_What is asked_. Count how many lines below include the string "Кубический", and give that number without anything else.

Stored items from a collection
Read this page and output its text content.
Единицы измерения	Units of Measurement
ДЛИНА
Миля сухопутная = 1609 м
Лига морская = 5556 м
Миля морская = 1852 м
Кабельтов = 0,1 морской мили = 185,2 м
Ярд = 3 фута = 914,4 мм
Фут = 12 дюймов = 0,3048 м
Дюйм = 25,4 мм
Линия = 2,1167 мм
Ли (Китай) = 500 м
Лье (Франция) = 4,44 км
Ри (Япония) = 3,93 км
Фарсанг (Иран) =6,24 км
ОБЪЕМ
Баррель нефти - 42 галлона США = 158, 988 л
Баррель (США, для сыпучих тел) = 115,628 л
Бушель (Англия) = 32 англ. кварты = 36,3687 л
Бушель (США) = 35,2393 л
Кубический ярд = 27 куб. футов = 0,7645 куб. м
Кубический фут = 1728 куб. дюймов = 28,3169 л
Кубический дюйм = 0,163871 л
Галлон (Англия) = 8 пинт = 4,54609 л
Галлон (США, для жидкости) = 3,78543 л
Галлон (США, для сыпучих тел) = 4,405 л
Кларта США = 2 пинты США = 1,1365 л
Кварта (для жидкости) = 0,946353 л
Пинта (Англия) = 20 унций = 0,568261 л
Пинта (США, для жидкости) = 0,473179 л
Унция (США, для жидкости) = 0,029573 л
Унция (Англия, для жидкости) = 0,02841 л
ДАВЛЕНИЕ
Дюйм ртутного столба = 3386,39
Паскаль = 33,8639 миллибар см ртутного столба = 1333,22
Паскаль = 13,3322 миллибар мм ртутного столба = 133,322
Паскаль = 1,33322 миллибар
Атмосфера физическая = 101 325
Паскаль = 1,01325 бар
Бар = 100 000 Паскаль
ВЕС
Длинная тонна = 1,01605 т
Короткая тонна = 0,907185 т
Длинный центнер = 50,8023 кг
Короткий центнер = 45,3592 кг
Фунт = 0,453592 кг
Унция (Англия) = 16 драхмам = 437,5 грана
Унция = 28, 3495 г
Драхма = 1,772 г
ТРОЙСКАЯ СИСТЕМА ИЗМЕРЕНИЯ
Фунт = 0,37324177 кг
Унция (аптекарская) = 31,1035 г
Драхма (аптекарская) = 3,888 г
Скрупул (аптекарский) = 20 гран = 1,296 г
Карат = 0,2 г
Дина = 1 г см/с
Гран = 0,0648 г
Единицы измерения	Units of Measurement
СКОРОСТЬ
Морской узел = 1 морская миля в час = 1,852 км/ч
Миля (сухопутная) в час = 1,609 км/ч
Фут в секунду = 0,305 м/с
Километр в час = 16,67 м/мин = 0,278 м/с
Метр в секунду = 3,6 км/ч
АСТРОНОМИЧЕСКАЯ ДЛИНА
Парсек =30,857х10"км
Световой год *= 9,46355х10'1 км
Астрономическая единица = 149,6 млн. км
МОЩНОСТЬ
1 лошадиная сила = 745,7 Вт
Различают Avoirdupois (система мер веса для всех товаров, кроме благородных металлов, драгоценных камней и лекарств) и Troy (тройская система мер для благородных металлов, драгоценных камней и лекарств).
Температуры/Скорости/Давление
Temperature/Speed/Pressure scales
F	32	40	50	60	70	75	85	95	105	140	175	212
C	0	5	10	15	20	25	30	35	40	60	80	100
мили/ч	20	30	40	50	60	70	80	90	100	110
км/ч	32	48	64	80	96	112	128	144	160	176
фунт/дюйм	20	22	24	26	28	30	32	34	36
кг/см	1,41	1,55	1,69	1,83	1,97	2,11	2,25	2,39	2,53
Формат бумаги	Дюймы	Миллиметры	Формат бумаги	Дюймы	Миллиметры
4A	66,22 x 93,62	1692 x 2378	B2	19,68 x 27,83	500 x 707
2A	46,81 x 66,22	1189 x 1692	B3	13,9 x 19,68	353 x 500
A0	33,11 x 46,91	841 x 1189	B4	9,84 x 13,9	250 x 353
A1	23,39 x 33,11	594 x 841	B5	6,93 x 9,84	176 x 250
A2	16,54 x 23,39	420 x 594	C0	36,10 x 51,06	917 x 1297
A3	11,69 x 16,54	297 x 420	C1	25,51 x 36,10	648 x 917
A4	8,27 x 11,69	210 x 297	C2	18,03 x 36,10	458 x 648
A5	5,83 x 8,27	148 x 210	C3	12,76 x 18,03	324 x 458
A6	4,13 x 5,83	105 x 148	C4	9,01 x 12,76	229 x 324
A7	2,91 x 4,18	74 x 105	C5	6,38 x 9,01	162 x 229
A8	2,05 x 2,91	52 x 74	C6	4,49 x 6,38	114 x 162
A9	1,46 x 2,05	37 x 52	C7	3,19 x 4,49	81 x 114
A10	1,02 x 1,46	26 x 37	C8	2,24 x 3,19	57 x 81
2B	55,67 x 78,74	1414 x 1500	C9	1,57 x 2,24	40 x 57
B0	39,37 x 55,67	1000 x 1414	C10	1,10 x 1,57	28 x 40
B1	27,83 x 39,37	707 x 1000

_Response for this exercise_. 3